— BEGIN Provided data —

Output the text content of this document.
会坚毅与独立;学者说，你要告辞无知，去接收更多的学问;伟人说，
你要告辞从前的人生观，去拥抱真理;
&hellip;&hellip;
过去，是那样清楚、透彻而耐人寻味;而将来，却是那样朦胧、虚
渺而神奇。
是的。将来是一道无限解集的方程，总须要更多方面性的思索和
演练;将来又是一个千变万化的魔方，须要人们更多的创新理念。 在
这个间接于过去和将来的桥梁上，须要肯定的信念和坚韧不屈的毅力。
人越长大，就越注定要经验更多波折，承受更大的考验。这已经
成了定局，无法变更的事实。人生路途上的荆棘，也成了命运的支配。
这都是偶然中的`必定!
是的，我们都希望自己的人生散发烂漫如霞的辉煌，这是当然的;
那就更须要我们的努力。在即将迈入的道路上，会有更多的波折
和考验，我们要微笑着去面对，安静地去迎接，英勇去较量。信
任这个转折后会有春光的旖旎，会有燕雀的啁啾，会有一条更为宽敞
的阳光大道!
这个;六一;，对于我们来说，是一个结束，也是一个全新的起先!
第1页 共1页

— END Provided data —

▶ **Problem to work on**:
Every line above needs to be retyped exactly.

▶ **Output for this task**:
Output the text content of this document.
会坚毅与独立;学者说，你要告辞无知，去接收更多的学问;伟人说，
你要告辞从前的人生观，去拥抱真理;
&hellip;&hellip;
过去，是那样清楚、透彻而耐人寻味;而将来，却是那样朦胧、虚
渺而神奇。
是的。将来是一道无限解集的方程，总须要更多方面性的思索和
演练;将来又是一个千变万化的魔方，须要人们更多的创新理念。 在
这个间接于过去和将来的桥梁上，须要肯定的信念和坚韧不屈的毅力。
人越长大，就越注定要经验更多波折，承受更大的考验。这已经
成了定局，无法变更的事实。人生路途上的荆棘，也成了命运的支配。
这都是偶然中的`必定!
是的，我们都希望自己的人生散发烂漫如霞的辉煌，这是当然的;
那就更须要我们的努力。在即将迈入的道路上，会有更多的波折
和考验，我们要微笑着去面对，安静地去迎接，英勇去较量。信
任这个转折后会有春光的旖旎，会有燕雀的啁啾，会有一条更为宽敞
的阳光大道!
这个;六一;，对于我们来说，是一个结束，也是一个全新的起先!
第1页 共1页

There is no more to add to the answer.